▶ **EXERCISE**
Return every line of the records below verbatim, with no pictures in the copy.

▶ **DATA SUPPLIED**
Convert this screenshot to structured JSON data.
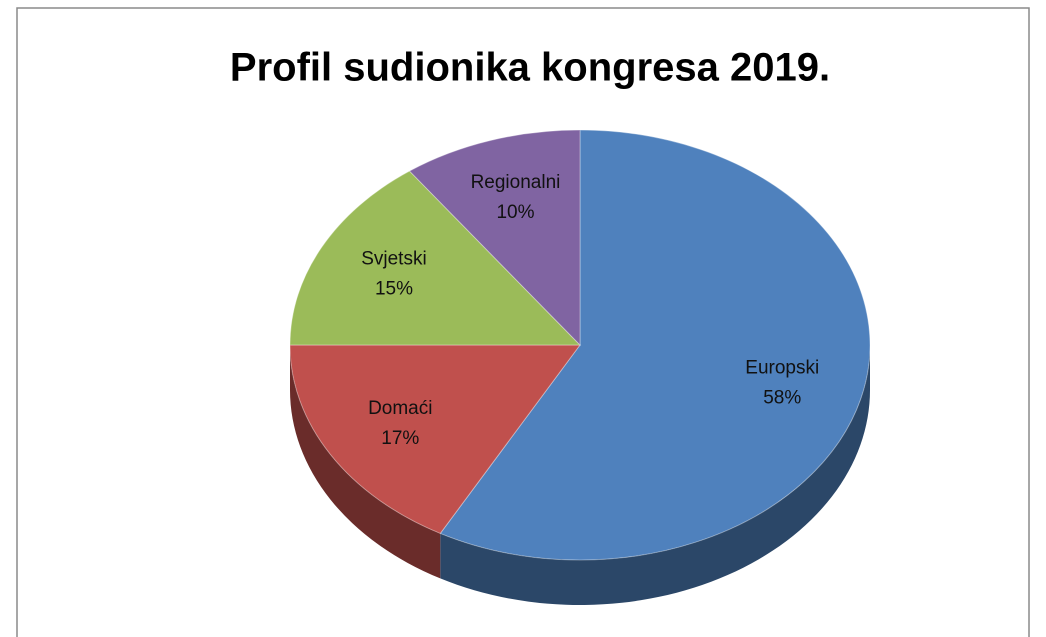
{
  "chart_data": {
    "type": "pie",
    "title": "Profil sudionika kongresa 2019.",
    "categories": [
      "Europski",
      "Domaći",
      "Svjetski",
      "Regionalni"
    ],
    "values": [
      58,
      17,
      15,
      10
    ],
    "value_labels": [
      "58%",
      "17%",
      "15%",
      "10%"
    ],
    "colors": [
      "#4f81bd",
      "#c0504d",
      "#9bbb59",
      "#8064a2"
    ]
  }
}
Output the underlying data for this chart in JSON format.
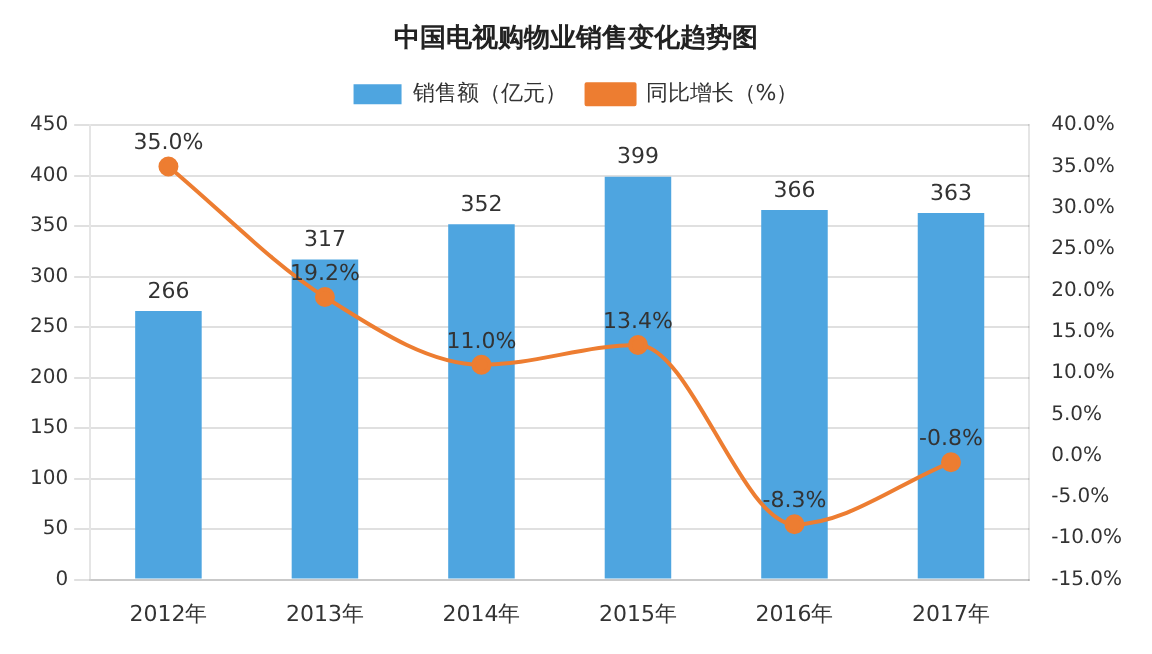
{
  "chart_data": {
    "type": "bar",
    "title": "中国电视购物业销售变化趋势图",
    "categories": [
      "2012年",
      "2013年",
      "2014年",
      "2015年",
      "2016年",
      "2017年"
    ],
    "series": [
      {
        "name": "销售额（亿元）",
        "color": "#4ea5e0",
        "values": [
          266,
          317,
          352,
          399,
          366,
          363
        ],
        "value_labels": [
          "266",
          "317",
          "352",
          "399",
          "366",
          "363"
        ]
      },
      {
        "name": "同比增长（%）",
        "type": "line",
        "axis": "y2",
        "color": "#ed7d31",
        "values": [
          35.0,
          19.2,
          11.0,
          13.4,
          -8.3,
          -0.8
        ],
        "value_labels": [
          "35.0%",
          "19.2%",
          "11.0%",
          "13.4%",
          "-8.3%",
          "-0.8%"
        ]
      }
    ],
    "ylim": [
      0,
      450
    ],
    "yticks": [
      0,
      50,
      100,
      150,
      200,
      250,
      300,
      350,
      400,
      450
    ],
    "y2lim": [
      -15,
      40
    ],
    "y2ticks": [
      {
        "value": 40,
        "label": "40.0%"
      },
      {
        "value": 35,
        "label": "35.0%"
      },
      {
        "value": 30,
        "label": "30.0%"
      },
      {
        "value": 25,
        "label": "25.0%"
      },
      {
        "value": 20,
        "label": "20.0%"
      },
      {
        "value": 15,
        "label": "15.0%"
      },
      {
        "value": 10,
        "label": "10.0%"
      },
      {
        "value": 5,
        "label": "5.0%"
      },
      {
        "value": 0,
        "label": "0.0%"
      },
      {
        "value": -5,
        "label": "-5.0%"
      },
      {
        "value": -10,
        "label": "-10.0%"
      },
      {
        "value": -15,
        "label": "-15.0%"
      }
    ],
    "grid": "y",
    "legend": "top",
    "marker": "circle",
    "line_style": "solid"
  }
}
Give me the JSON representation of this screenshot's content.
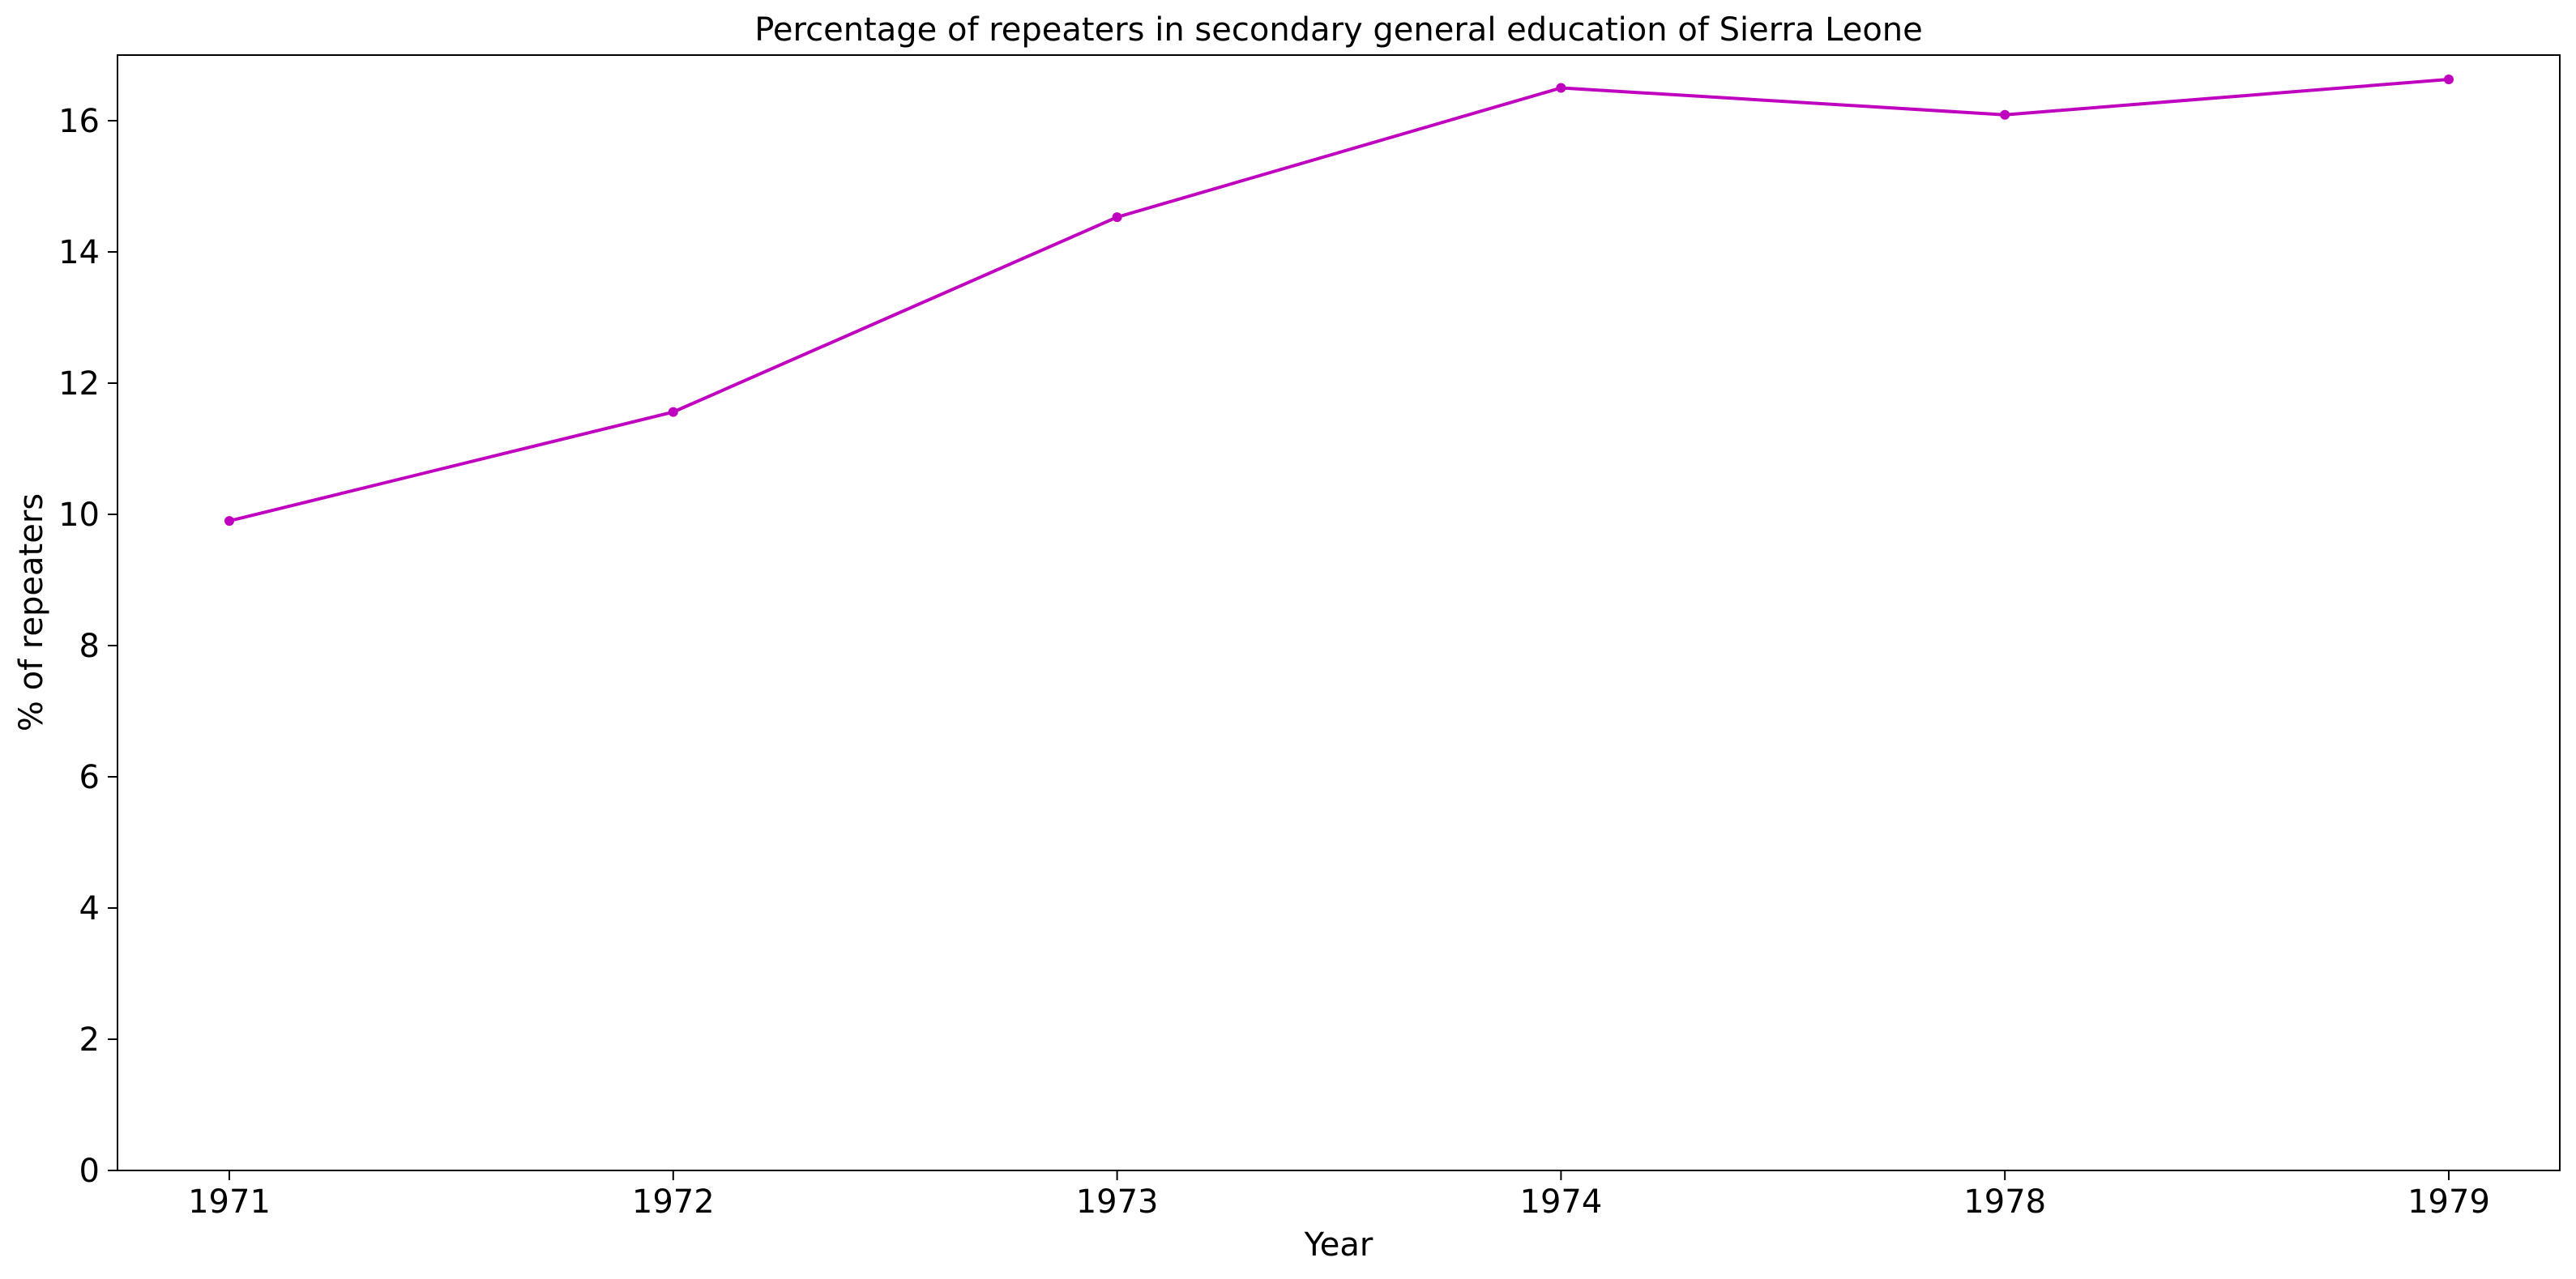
{
  "chart_data": {
    "type": "line",
    "title": "Percentage of repeaters in secondary general education of Sierra Leone",
    "xlabel": "Year",
    "ylabel": "% of repeaters",
    "categories": [
      "1971",
      "1972",
      "1973",
      "1974",
      "1978",
      "1979"
    ],
    "series": [
      {
        "values": [
          9.9,
          11.56,
          14.53,
          16.5,
          16.09,
          16.63
        ],
        "color": "#bf00bf"
      }
    ],
    "ylim": [
      0,
      17
    ],
    "yticks": [
      0,
      2,
      4,
      6,
      8,
      10,
      12,
      14,
      16
    ],
    "grid": false,
    "legend": "none"
  }
}
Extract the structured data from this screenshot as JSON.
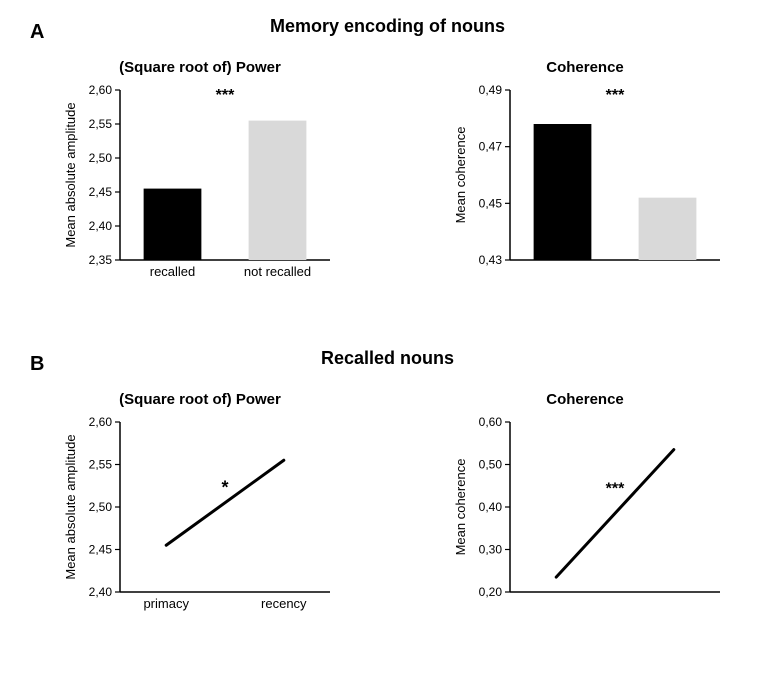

▶ **RESULT OF THIS TASK**
Convert this screenshot to structured JSON data.
{
  "chart_data": {
    "type": "pie",
    "title": "Profil sudionika kongresa 2019.",
    "categories": [
      "Europski",
      "Domaći",
      "Svjetski",
      "Regionalni"
    ],
    "values": [
      58,
      17,
      15,
      10
    ],
    "value_labels": [
      "58%",
      "17%",
      "15%",
      "10%"
    ],
    "colors": [
      "#4f81bd",
      "#c0504d",
      "#9bbb59",
      "#8064a2"
    ]
  }
}
Output the underlying data for this chart in JSON format.
{
  "chart_data": {
    "type": "bar",
    "title": "中国电视购物业销售变化趋势图",
    "categories": [
      "2012年",
      "2013年",
      "2014年",
      "2015年",
      "2016年",
      "2017年"
    ],
    "series": [
      {
        "name": "销售额（亿元）",
        "color": "#4ea5e0",
        "values": [
          266,
          317,
          352,
          399,
          366,
          363
        ],
        "value_labels": [
          "266",
          "317",
          "352",
          "399",
          "366",
          "363"
        ]
      },
      {
        "name": "同比增长（%）",
        "type": "line",
        "axis": "y2",
        "color": "#ed7d31",
        "values": [
          35.0,
          19.2,
          11.0,
          13.4,
          -8.3,
          -0.8
        ],
        "value_labels": [
          "35.0%",
          "19.2%",
          "11.0%",
          "13.4%",
          "-8.3%",
          "-0.8%"
        ]
      }
    ],
    "ylim": [
      0,
      450
    ],
    "yticks": [
      0,
      50,
      100,
      150,
      200,
      250,
      300,
      350,
      400,
      450
    ],
    "y2lim": [
      -15,
      40
    ],
    "y2ticks": [
      {
        "value": 40,
        "label": "40.0%"
      },
      {
        "value": 35,
        "label": "35.0%"
      },
      {
        "value": 30,
        "label": "30.0%"
      },
      {
        "value": 25,
        "label": "25.0%"
      },
      {
        "value": 20,
        "label": "20.0%"
      },
      {
        "value": 15,
        "label": "15.0%"
      },
      {
        "value": 10,
        "label": "10.0%"
      },
      {
        "value": 5,
        "label": "5.0%"
      },
      {
        "value": 0,
        "label": "0.0%"
      },
      {
        "value": -5,
        "label": "-5.0%"
      },
      {
        "value": -10,
        "label": "-10.0%"
      },
      {
        "value": -15,
        "label": "-15.0%"
      }
    ],
    "grid": "y",
    "legend": "top",
    "marker": "circle",
    "line_style": "solid"
  }
}
Give me the JSON representation of this screenshot's content.
{
  "chart_data": {
    "type": "line",
    "title": "Percentage of repeaters in secondary general education of Sierra Leone",
    "xlabel": "Year",
    "ylabel": "% of repeaters",
    "categories": [
      "1971",
      "1972",
      "1973",
      "1974",
      "1978",
      "1979"
    ],
    "series": [
      {
        "values": [
          9.9,
          11.56,
          14.53,
          16.5,
          16.09,
          16.63
        ],
        "color": "#bf00bf"
      }
    ],
    "ylim": [
      0,
      17
    ],
    "yticks": [
      0,
      2,
      4,
      6,
      8,
      10,
      12,
      14,
      16
    ],
    "grid": false,
    "legend": "none"
  }
}
Extract the structured data from this screenshot as JSON.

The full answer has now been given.